• [EXERCISE REQUIREMENTS]
All records are to be retyped faithfully and completely.

[Dataset rows]
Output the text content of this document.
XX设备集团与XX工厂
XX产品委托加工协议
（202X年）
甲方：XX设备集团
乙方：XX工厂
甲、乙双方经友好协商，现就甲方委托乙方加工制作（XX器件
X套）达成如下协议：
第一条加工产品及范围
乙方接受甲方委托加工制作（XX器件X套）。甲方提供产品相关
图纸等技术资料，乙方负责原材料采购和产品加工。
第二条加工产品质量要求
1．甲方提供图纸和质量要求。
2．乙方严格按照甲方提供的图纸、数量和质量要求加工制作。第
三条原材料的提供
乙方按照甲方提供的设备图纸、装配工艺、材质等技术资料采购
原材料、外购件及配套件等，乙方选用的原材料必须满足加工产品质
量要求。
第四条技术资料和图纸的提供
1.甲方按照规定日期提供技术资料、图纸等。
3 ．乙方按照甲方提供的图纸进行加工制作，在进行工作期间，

• [EXERCISE OUTPUT]
Output the text content of this document.
XX设备集团与XX工厂
XX产品委托加工协议
（202X年）
甲方：XX设备集团
乙方：XX工厂
甲、乙双方经友好协商，现就甲方委托乙方加工制作（XX器件
X套）达成如下协议：
第一条加工产品及范围
乙方接受甲方委托加工制作（XX器件X套）。甲方提供产品相关
图纸等技术资料，乙方负责原材料采购和产品加工。
第二条加工产品质量要求
1．甲方提供图纸和质量要求。
2．乙方严格按照甲方提供的图纸、数量和质量要求加工制作。第
三条原材料的提供
乙方按照甲方提供的设备图纸、装配工艺、材质等技术资料采购
原材料、外购件及配套件等，乙方选用的原材料必须满足加工产品质
量要求。
第四条技术资料和图纸的提供
1.甲方按照规定日期提供技术资料、图纸等。
3 ．乙方按照甲方提供的图纸进行加工制作，在进行工作期间，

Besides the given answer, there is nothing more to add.